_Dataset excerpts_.
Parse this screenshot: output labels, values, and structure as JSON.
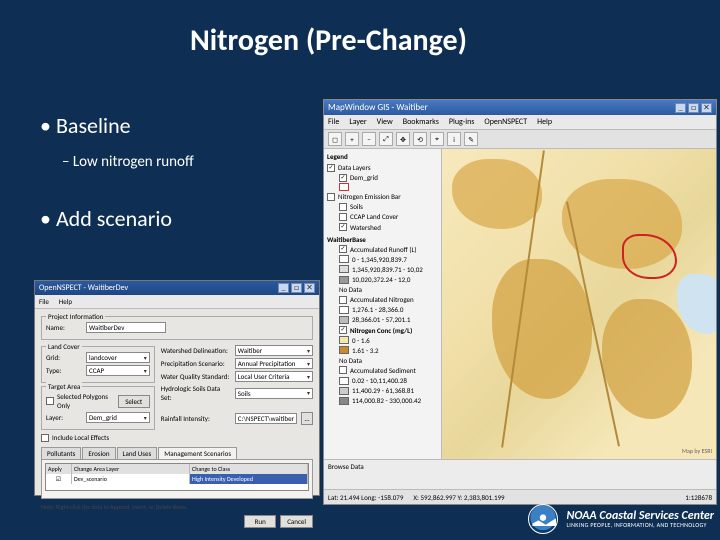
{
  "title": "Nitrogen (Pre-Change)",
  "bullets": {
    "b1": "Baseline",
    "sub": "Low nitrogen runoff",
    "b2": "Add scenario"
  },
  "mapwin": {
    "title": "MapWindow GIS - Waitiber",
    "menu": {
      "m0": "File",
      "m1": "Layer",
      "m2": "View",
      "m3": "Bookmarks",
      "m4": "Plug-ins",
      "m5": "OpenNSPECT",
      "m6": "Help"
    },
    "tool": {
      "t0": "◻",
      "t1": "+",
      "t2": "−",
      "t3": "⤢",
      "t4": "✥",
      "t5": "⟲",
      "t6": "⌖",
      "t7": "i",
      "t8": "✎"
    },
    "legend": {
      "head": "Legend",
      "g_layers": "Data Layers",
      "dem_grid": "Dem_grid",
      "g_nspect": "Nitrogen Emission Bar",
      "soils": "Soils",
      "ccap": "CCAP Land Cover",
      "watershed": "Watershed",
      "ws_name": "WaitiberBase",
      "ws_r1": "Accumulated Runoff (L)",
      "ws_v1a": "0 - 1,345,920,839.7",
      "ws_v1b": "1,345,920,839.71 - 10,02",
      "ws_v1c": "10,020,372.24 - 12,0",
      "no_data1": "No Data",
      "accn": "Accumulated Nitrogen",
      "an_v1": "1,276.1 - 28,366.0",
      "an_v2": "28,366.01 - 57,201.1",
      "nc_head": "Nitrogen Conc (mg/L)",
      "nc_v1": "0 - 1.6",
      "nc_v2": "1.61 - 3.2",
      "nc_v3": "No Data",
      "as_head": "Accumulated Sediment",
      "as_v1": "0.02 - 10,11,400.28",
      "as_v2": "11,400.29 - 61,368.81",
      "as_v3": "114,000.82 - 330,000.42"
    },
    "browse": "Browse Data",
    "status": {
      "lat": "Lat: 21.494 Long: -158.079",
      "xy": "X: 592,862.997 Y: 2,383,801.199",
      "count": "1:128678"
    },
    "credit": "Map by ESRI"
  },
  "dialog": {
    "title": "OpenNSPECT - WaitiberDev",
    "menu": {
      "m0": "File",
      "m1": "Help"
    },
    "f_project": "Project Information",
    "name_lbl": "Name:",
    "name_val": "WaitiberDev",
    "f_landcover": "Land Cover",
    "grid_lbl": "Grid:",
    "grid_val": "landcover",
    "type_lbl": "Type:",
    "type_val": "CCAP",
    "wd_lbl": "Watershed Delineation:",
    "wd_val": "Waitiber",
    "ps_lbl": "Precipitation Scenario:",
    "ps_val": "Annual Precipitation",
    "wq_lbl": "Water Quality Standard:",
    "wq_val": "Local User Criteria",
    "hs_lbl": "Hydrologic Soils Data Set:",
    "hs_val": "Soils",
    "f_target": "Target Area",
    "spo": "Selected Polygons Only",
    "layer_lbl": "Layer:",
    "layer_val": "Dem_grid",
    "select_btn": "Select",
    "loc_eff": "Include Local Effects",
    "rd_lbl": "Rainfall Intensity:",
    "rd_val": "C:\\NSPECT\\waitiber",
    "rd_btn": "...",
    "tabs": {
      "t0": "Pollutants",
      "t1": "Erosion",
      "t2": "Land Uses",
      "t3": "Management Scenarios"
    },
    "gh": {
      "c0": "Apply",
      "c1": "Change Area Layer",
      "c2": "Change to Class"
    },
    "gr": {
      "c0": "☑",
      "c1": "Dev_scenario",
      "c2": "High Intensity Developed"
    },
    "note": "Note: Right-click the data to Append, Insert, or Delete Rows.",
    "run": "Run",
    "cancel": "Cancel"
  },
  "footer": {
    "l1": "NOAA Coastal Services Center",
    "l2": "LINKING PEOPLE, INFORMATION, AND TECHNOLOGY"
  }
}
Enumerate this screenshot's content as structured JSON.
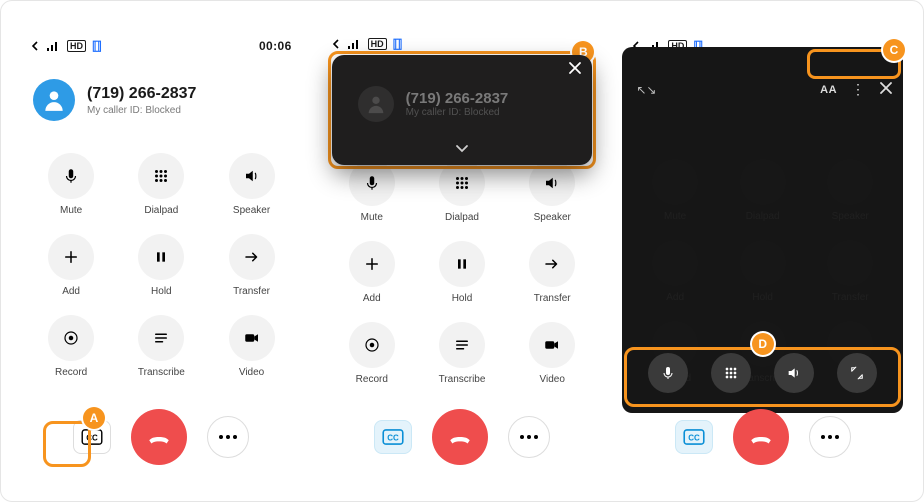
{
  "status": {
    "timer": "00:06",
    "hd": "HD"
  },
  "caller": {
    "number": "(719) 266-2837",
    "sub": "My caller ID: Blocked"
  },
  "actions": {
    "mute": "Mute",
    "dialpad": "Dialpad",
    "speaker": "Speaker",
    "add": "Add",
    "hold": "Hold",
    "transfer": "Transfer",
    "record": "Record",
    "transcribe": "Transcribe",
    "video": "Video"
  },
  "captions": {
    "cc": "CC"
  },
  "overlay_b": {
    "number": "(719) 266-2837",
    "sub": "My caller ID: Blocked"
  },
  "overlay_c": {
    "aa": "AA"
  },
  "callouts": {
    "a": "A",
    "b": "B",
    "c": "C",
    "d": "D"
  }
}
...
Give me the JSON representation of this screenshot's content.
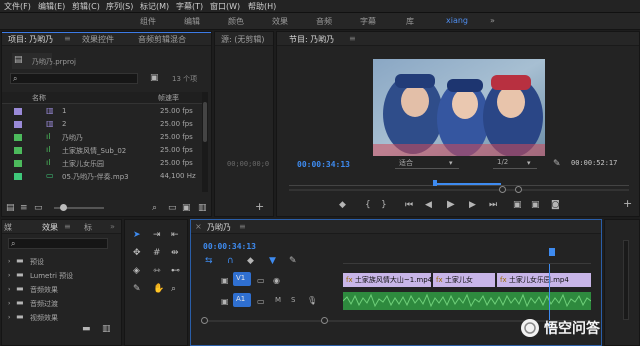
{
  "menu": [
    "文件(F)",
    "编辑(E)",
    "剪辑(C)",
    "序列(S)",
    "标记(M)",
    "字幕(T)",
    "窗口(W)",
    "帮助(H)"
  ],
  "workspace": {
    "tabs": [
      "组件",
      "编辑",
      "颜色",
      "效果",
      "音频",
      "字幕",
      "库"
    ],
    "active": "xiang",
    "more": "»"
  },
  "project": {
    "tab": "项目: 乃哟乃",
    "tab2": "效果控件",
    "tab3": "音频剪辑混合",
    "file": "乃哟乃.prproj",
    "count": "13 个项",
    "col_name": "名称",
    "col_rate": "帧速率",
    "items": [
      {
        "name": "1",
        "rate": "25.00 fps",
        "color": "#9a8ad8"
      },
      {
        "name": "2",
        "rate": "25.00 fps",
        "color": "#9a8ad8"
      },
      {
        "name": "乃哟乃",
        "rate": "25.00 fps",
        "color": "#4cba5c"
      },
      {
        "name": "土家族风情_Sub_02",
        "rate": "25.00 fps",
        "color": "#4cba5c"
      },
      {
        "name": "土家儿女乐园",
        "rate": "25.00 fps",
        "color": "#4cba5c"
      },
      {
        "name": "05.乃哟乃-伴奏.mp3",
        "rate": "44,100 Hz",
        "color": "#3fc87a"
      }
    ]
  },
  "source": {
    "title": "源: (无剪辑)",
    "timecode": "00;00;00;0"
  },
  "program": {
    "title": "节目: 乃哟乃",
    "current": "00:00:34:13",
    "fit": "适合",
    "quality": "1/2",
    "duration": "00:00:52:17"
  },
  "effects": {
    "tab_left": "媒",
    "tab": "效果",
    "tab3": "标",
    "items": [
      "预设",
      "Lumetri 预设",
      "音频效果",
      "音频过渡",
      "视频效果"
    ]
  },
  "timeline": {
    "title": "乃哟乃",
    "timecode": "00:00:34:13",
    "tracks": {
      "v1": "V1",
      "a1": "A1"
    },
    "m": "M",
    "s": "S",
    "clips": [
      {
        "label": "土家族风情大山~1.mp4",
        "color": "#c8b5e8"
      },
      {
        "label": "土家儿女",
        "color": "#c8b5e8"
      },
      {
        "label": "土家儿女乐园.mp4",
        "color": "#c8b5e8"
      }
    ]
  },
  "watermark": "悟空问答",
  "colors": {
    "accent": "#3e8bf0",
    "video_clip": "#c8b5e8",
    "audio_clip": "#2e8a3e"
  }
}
...
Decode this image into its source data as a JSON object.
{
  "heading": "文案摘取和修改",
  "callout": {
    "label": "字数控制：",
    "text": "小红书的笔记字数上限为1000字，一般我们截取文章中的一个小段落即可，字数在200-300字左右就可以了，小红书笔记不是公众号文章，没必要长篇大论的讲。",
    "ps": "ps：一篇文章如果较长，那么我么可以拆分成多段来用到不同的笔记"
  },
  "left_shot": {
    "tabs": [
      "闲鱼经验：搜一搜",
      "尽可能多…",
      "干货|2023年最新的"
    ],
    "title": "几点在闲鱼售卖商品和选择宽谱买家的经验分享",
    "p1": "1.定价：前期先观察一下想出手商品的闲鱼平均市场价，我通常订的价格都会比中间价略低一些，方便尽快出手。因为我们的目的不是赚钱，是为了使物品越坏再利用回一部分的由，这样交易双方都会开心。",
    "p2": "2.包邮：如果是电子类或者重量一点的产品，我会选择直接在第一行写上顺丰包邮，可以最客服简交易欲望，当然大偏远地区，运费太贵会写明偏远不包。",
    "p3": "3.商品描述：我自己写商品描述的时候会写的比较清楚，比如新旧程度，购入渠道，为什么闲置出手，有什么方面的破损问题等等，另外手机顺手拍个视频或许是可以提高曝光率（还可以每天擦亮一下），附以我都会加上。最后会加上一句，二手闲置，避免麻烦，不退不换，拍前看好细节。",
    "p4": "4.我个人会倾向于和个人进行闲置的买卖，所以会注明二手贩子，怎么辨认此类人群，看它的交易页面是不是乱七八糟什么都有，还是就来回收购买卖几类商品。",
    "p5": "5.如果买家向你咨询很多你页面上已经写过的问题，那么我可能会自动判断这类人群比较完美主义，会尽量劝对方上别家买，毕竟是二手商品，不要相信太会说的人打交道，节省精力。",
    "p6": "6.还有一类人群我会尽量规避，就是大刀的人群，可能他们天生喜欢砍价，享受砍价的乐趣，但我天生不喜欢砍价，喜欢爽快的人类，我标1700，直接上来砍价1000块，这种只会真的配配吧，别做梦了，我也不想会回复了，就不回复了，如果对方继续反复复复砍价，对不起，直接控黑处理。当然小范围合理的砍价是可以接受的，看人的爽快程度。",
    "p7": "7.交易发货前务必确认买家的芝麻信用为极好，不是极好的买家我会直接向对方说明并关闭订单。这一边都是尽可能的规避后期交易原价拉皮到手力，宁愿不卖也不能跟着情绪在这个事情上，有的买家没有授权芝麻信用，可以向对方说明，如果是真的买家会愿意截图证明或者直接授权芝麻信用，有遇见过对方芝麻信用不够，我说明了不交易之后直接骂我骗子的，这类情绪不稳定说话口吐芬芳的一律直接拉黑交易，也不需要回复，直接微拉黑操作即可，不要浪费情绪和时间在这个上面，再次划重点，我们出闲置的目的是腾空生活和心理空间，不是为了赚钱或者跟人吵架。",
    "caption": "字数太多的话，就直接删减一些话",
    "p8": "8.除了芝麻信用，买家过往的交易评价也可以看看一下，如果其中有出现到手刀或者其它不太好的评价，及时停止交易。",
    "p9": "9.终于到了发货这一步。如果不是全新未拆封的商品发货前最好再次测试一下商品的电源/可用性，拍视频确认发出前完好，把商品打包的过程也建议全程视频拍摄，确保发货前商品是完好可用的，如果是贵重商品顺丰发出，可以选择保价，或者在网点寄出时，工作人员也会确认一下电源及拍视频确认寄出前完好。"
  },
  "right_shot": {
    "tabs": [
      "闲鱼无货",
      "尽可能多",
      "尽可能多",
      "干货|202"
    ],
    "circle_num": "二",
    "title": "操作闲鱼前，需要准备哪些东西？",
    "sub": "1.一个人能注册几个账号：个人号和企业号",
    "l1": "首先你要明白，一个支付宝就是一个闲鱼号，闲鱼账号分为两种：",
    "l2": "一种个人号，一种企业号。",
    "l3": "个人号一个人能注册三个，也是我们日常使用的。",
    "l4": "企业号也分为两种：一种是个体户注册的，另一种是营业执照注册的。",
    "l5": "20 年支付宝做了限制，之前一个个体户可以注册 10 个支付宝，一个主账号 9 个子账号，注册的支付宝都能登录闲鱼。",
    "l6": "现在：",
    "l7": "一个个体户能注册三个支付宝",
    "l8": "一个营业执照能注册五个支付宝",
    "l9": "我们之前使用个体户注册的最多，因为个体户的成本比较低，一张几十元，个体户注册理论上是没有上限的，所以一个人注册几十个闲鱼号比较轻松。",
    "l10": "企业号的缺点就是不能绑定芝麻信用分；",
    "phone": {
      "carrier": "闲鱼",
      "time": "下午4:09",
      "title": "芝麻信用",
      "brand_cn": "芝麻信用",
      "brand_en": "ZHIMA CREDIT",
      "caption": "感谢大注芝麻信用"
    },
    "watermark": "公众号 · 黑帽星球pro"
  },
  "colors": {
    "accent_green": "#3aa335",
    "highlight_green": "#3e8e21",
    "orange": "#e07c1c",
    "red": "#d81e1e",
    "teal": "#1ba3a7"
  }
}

_WRITTEN EXERCISE_. Go through the lines above. Select every one that has the string "this".

_RIGHT ANSWER_.
Parse this screenshot: output labels, values, and structure as JSON.
Enumerate this screenshot's content as structured JSON.
Give me the JSON representation of this screenshot's content.
Decode this image into its source data as a JSON object.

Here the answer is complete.